## PROBLEM TO WORK ON
Leave the pictures out. Return all other data exactly.

===== RAW RECORDS =====

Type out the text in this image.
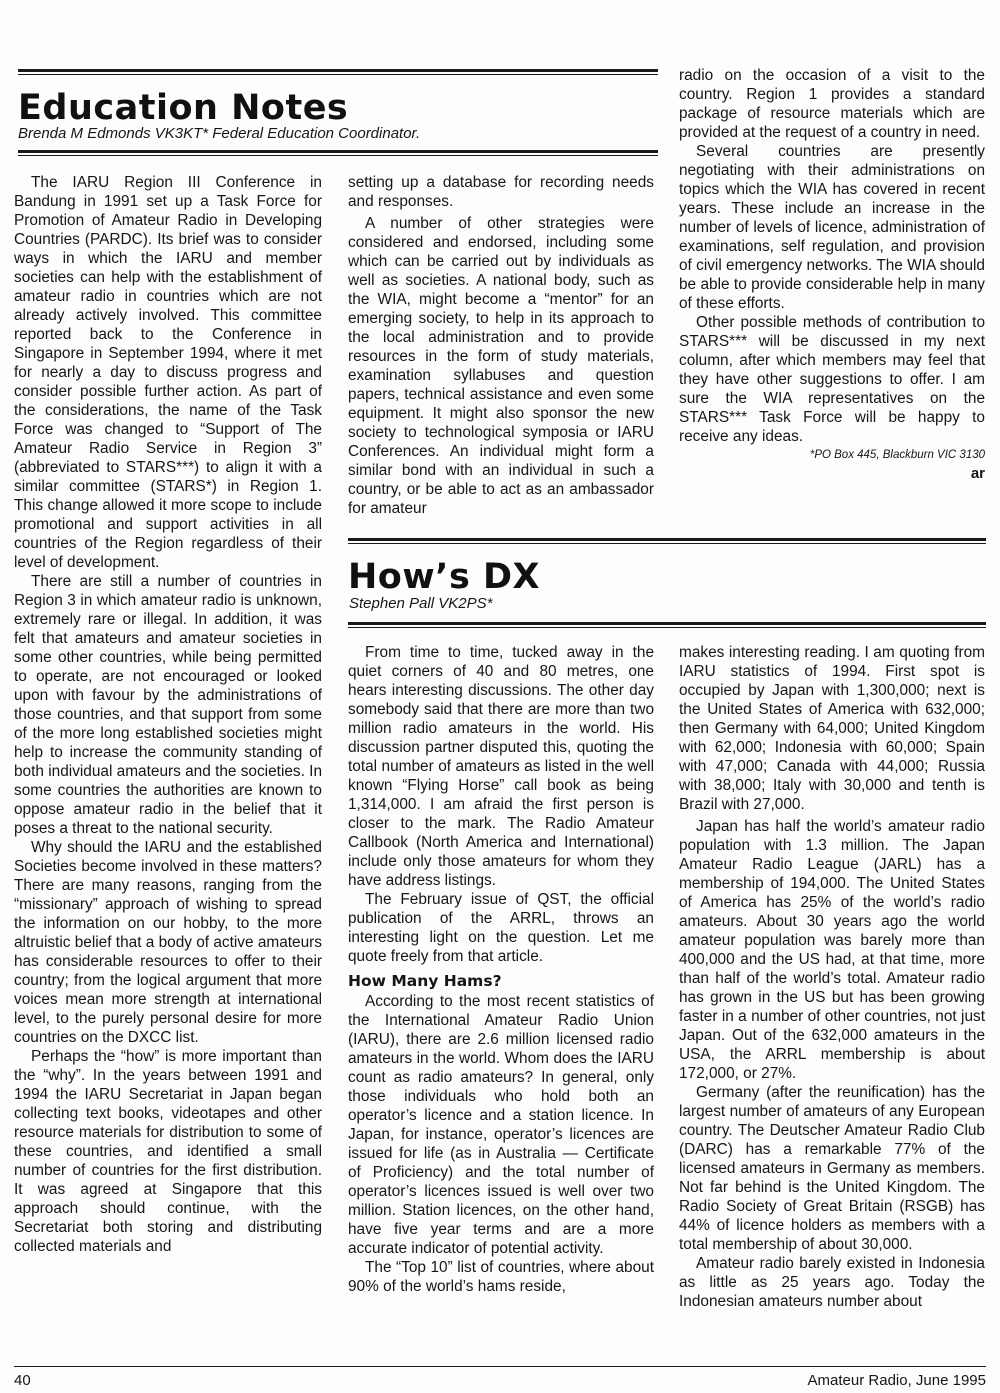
Education Notes
Brenda M Edmonds VK3KT* Federal Education Coordinator.

The IARU Region III Conference in Bandung in 1991 set up a Task Force for Promotion of Amateur Radio in Developing Countries (PARDC). Its brief was to consider ways in which the IARU and member societies can help with the establishment of amateur radio in countries which are not already actively involved. This committee reported back to the Conference in Singapore in September 1994, where it met for nearly a day to discuss progress and consider possible further action. As part of the considerations, the name of the Task Force was changed to “Support of The Amateur Radio Service in Region 3” (abbreviated to STARS***) to align it with a similar committee (STARS*) in Region 1. This change allowed it more scope to include promotional and support activities in all countries of the Region regardless of their level of development.

There are still a number of countries in Region 3 in which amateur radio is unknown, extremely rare or illegal. In addition, it was felt that amateurs and amateur societies in some other countries, while being permitted to operate, are not encouraged or looked upon with favour by the administrations of those countries, and that support from some of the more long established societies might help to increase the community standing of both individual amateurs and the societies. In some countries the authorities are known to oppose amateur radio in the belief that it poses a threat to the national security.

Why should the IARU and the established Societies become involved in these matters? There are many reasons, ranging from the “missionary” approach of wishing to spread the information on our hobby, to the more altruistic belief that a body of active amateurs has considerable resources to offer to their country; from the logical argument that more voices mean more strength at international level, to the purely personal desire for more countries on the DXCC list.

Perhaps the “how” is more important than the “why”. In the years between 1991 and 1994 the IARU Secretariat in Japan began collecting text books, videotapes and other resource materials for distribution to some of these countries, and identified a small number of countries for the first distribution. It was agreed at Singapore that this approach should continue, with the Secretariat both storing and distributing collected materials and

setting up a database for recording needs and responses.

A number of other strategies were considered and endorsed, including some which can be carried out by individuals as well as societies. A national body, such as the WIA, might become a “mentor” for an emerging society, to help in its approach to the local administration and to provide resources in the form of study materials, examination syllabuses and question papers, technical assistance and even some equipment. It might also sponsor the new society to technological symposia or IARU Conferences. An individual might form a similar bond with an individual in such a country, or be able to act as an ambassador for amateur

radio on the occasion of a visit to the country. Region 1 provides a standard package of resource materials which are provided at the request of a country in need.

Several countries are presently negotiating with their administrations on topics which the WIA has covered in recent years. These include an increase in the number of levels of licence, administration of examinations, self regulation, and provision of civil emergency networks. The WIA should be able to provide considerable help in many of these efforts.

Other possible methods of contribution to STARS*** will be discussed in my next column, after which members may feel that they have other suggestions to offer. I am sure the WIA representatives on the STARS*** Task Force will be happy to receive any ideas.

*PO Box 445, Blackburn VIC 3130
ar
How’s DX
Stephen Pall VK2PS*

From time to time, tucked away in the quiet corners of 40 and 80 metres, one hears interesting discussions. The other day somebody said that there are more than two million radio amateurs in the world. His discussion partner disputed this, quoting the total number of amateurs as listed in the well known “Flying Horse” call book as being 1,314,000. I am afraid the first person is closer to the mark. The Radio Amateur Callbook (North America and International) include only those amateurs for whom they have address listings.

The February issue of QST, the official publication of the ARRL, throws an interesting light on the question. Let me quote freely from that article.

How Many Hams?

According to the most recent statistics of the International Amateur Radio Union (IARU), there are 2.6 million licensed radio amateurs in the world. Whom does the IARU count as radio amateurs? In general, only those individuals who hold both an operator’s licence and a station licence. In Japan, for instance, operator’s licences are issued for life (as in Australia — Certificate of Proficiency) and the total number of operator’s licences issued is well over two million. Station licences, on the other hand, have five year terms and are a more accurate indicator of potential activity.

The “Top 10” list of countries, where about 90% of the world’s hams reside,

makes interesting reading. I am quoting from IARU statistics of 1994. First spot is occupied by Japan with 1,300,000; next is the United States of America with 632,000; then Germany with 64,000; United Kingdom with 62,000; Indonesia with 60,000; Spain with 47,000; Canada with 44,000; Russia with 38,000; Italy with 30,000 and tenth is Brazil with 27,000.

Japan has half the world’s amateur radio population with 1.3 million. The Japan Amateur Radio League (JARL) has a membership of 194,000. The United States of America has 25% of the world’s radio amateurs. About 30 years ago the world amateur population was barely more than 400,000 and the US had, at that time, more than half of the world’s total. Amateur radio has grown in the US but has been growing faster in a number of other countries, not just Japan. Out of the 632,000 amateurs in the USA, the ARRL membership is about 172,000, or 27%.

Germany (after the reunification) has the largest number of amateurs of any European country. The Deutscher Amateur Radio Club (DARC) has a remarkable 77% of the licensed amateurs in Germany as members. Not far behind is the United Kingdom. The Radio Society of Great Britain (RSGB) has 44% of licence holders as members with a total membership of about 30,000.

Amateur radio barely existed in Indonesia as little as 25 years ago. Today the Indonesian amateurs number about

40	Amateur Radio, June 1995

=====

## RIGHT ANSWER
Type out the text in this image.
Education Notes
Brenda M Edmonds VK3KT* Federal Education Coordinator.

The IARU Region III Conference in Bandung in 1991 set up a Task Force for Promotion of Amateur Radio in Developing Countries (PARDC). Its brief was to consider ways in which the IARU and member societies can help with the establishment of amateur radio in countries which are not already actively involved. This committee reported back to the Conference in Singapore in September 1994, where it met for nearly a day to discuss progress and consider possible further action. As part of the considerations, the name of the Task Force was changed to “Support of The Amateur Radio Service in Region 3” (abbreviated to STARS***) to align it with a similar committee (STARS*) in Region 1. This change allowed it more scope to include promotional and support activities in all countries of the Region regardless of their level of development.

There are still a number of countries in Region 3 in which amateur radio is unknown, extremely rare or illegal. In addition, it was felt that amateurs and amateur societies in some other countries, while being permitted to operate, are not encouraged or looked upon with favour by the administrations of those countries, and that support from some of the more long established societies might help to increase the community standing of both individual amateurs and the societies. In some countries the authorities are known to oppose amateur radio in the belief that it poses a threat to the national security.

Why should the IARU and the established Societies become involved in these matters? There are many reasons, ranging from the “missionary” approach of wishing to spread the information on our hobby, to the more altruistic belief that a body of active amateurs has considerable resources to offer to their country; from the logical argument that more voices mean more strength at international level, to the purely personal desire for more countries on the DXCC list.

Perhaps the “how” is more important than the “why”. In the years between 1991 and 1994 the IARU Secretariat in Japan began collecting text books, videotapes and other resource materials for distribution to some of these countries, and identified a small number of countries for the first distribution. It was agreed at Singapore that this approach should continue, with the Secretariat both storing and distributing collected materials and

setting up a database for recording needs and responses.

A number of other strategies were considered and endorsed, including some which can be carried out by individuals as well as societies. A national body, such as the WIA, might become a “mentor” for an emerging society, to help in its approach to the local administration and to provide resources in the form of study materials, examination syllabuses and question papers, technical assistance and even some equipment. It might also sponsor the new society to technological symposia or IARU Conferences. An individual might form a similar bond with an individual in such a country, or be able to act as an ambassador for amateur

radio on the occasion of a visit to the country. Region 1 provides a standard package of resource materials which are provided at the request of a country in need.

Several countries are presently negotiating with their administrations on topics which the WIA has covered in recent years. These include an increase in the number of levels of licence, administration of examinations, self regulation, and provision of civil emergency networks. The WIA should be able to provide considerable help in many of these efforts.

Other possible methods of contribution to STARS*** will be discussed in my next column, after which members may feel that they have other suggestions to offer. I am sure the WIA representatives on the STARS*** Task Force will be happy to receive any ideas.

*PO Box 445, Blackburn VIC 3130
ar
How’s DX
Stephen Pall VK2PS*

From time to time, tucked away in the quiet corners of 40 and 80 metres, one hears interesting discussions. The other day somebody said that there are more than two million radio amateurs in the world. His discussion partner disputed this, quoting the total number of amateurs as listed in the well known “Flying Horse” call book as being 1,314,000. I am afraid the first person is closer to the mark. The Radio Amateur Callbook (North America and International) include only those amateurs for whom they have address listings.

The February issue of QST, the official publication of the ARRL, throws an interesting light on the question. Let me quote freely from that article.

How Many Hams?

According to the most recent statistics of the International Amateur Radio Union (IARU), there are 2.6 million licensed radio amateurs in the world. Whom does the IARU count as radio amateurs? In general, only those individuals who hold both an operator’s licence and a station licence. In Japan, for instance, operator’s licences are issued for life (as in Australia — Certificate of Proficiency) and the total number of operator’s licences issued is well over two million. Station licences, on the other hand, have five year terms and are a more accurate indicator of potential activity.

The “Top 10” list of countries, where about 90% of the world’s hams reside,

makes interesting reading. I am quoting from IARU statistics of 1994. First spot is occupied by Japan with 1,300,000; next is the United States of America with 632,000; then Germany with 64,000; United Kingdom with 62,000; Indonesia with 60,000; Spain with 47,000; Canada with 44,000; Russia with 38,000; Italy with 30,000 and tenth is Brazil with 27,000.

Japan has half the world’s amateur radio population with 1.3 million. The Japan Amateur Radio League (JARL) has a membership of 194,000. The United States of America has 25% of the world’s radio amateurs. About 30 years ago the world amateur population was barely more than 400,000 and the US had, at that time, more than half of the world’s total. Amateur radio has grown in the US but has been growing faster in a number of other countries, not just Japan. Out of the 632,000 amateurs in the USA, the ARRL membership is about 172,000, or 27%.

Germany (after the reunification) has the largest number of amateurs of any European country. The Deutscher Amateur Radio Club (DARC) has a remarkable 77% of the licensed amateurs in Germany as members. Not far behind is the United Kingdom. The Radio Society of Great Britain (RSGB) has 44% of licence holders as members with a total membership of about 30,000.

Amateur radio barely existed in Indonesia as little as 25 years ago. Today the Indonesian amateurs number about

40	Amateur Radio, June 1995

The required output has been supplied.